### [DATA LISTING]
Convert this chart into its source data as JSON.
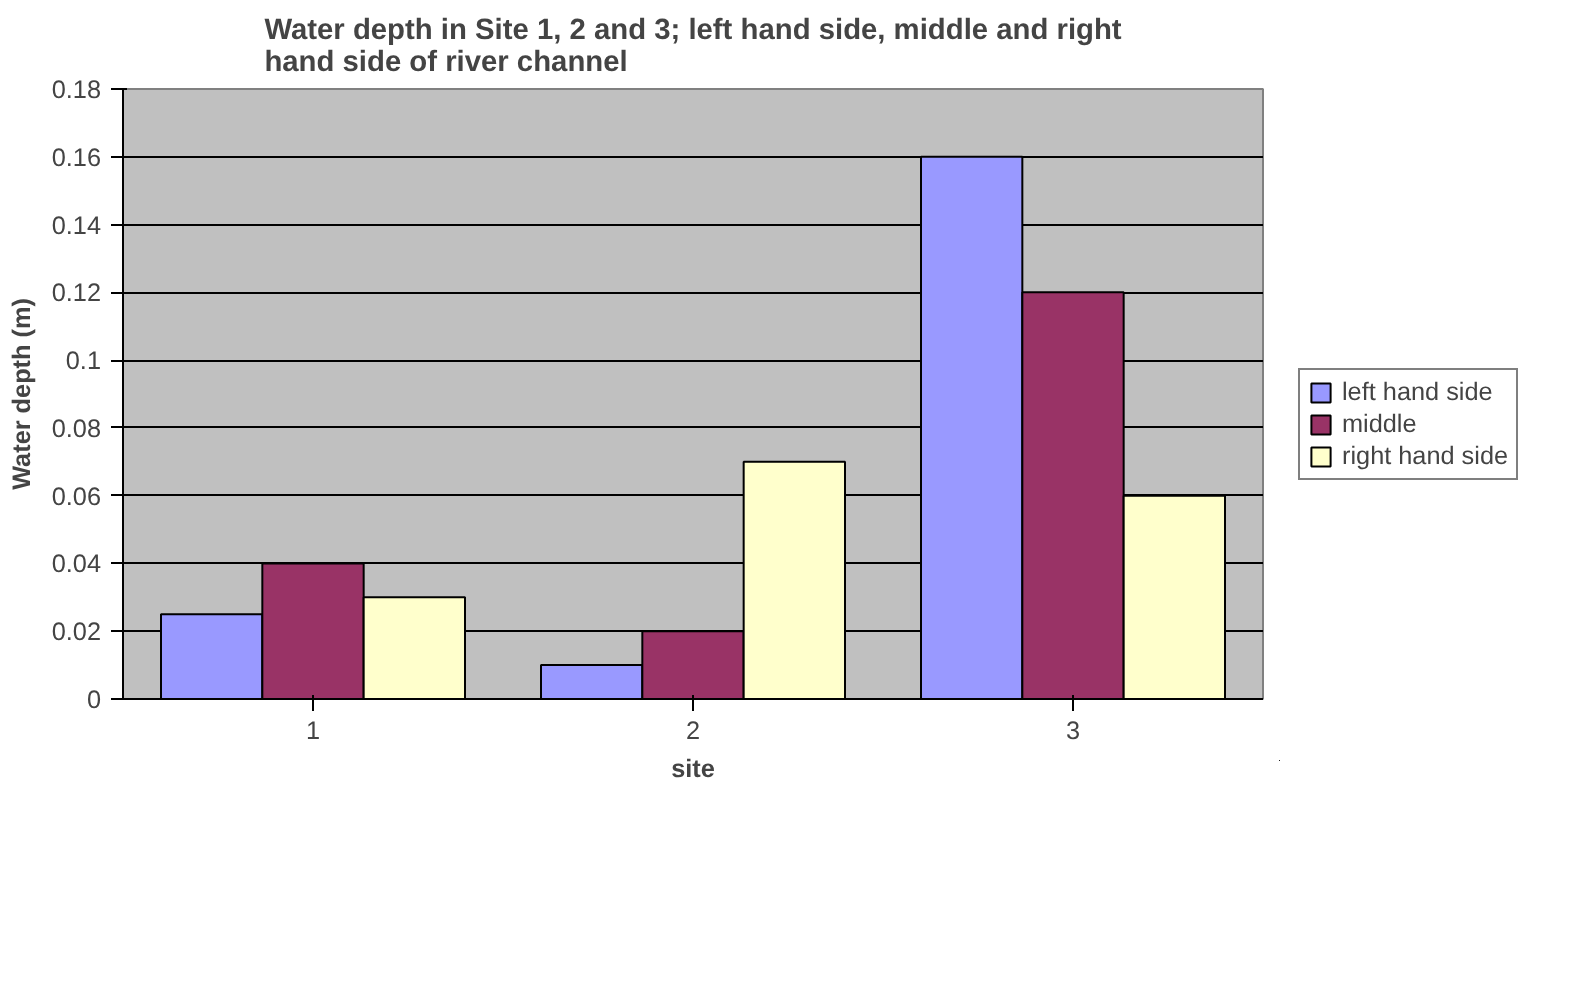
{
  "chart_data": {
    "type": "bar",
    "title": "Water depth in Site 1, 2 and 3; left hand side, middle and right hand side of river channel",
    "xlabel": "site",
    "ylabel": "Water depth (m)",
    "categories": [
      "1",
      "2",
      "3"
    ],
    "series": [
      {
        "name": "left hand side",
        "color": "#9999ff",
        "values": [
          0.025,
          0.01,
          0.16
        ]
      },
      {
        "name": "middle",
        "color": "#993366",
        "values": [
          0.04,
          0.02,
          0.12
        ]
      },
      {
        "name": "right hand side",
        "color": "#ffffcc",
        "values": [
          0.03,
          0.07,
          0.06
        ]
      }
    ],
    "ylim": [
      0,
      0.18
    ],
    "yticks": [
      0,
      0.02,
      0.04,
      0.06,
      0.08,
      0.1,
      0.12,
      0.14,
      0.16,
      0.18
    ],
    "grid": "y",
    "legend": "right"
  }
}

---

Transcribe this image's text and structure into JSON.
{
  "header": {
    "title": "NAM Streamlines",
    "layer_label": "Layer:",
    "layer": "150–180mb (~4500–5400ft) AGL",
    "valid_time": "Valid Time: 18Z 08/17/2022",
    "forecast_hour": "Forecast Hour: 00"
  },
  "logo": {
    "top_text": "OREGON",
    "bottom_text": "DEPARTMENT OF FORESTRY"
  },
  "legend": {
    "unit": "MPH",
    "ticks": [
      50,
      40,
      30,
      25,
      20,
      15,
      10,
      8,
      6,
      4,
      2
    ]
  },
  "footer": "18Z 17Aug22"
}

### [WORK TO DO]
Pull out every line of the entries that includes the word "JSON".

### [SOLUTION]
Convert this chart into its source data as JSON.
Transcribe this image's text and structure into JSON.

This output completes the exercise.